[TASK INSTRUCTIONS]: How many lines in these records hold the string "text"? Reply with the number alone.

BEGIN SOURCE RECORDS

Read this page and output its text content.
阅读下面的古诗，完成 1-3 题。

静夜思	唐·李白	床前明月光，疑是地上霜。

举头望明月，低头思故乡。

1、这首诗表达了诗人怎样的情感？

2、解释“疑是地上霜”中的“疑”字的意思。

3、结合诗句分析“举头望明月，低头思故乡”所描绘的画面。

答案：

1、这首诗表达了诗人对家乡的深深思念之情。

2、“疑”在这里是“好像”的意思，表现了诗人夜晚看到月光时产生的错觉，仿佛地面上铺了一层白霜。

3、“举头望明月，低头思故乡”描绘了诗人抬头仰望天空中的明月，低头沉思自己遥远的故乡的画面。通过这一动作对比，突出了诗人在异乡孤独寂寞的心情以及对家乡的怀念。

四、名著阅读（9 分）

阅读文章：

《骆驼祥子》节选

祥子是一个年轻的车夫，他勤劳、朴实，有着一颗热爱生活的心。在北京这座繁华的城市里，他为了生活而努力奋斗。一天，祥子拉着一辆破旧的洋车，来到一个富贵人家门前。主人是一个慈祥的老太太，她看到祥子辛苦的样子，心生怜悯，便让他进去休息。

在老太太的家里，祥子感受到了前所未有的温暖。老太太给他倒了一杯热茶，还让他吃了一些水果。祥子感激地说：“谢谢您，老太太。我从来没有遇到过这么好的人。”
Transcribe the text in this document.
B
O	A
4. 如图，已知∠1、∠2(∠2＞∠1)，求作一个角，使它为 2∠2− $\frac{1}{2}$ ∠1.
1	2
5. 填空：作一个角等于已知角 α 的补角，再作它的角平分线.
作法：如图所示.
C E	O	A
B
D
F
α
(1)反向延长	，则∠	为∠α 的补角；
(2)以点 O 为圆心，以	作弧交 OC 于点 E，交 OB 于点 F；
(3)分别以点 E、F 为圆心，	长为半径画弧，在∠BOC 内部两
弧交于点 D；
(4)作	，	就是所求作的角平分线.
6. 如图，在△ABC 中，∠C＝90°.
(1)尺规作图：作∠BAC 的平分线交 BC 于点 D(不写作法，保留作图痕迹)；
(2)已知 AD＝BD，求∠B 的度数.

END SOURCE RECORDS

[EXPECTED OUTPUT]: 2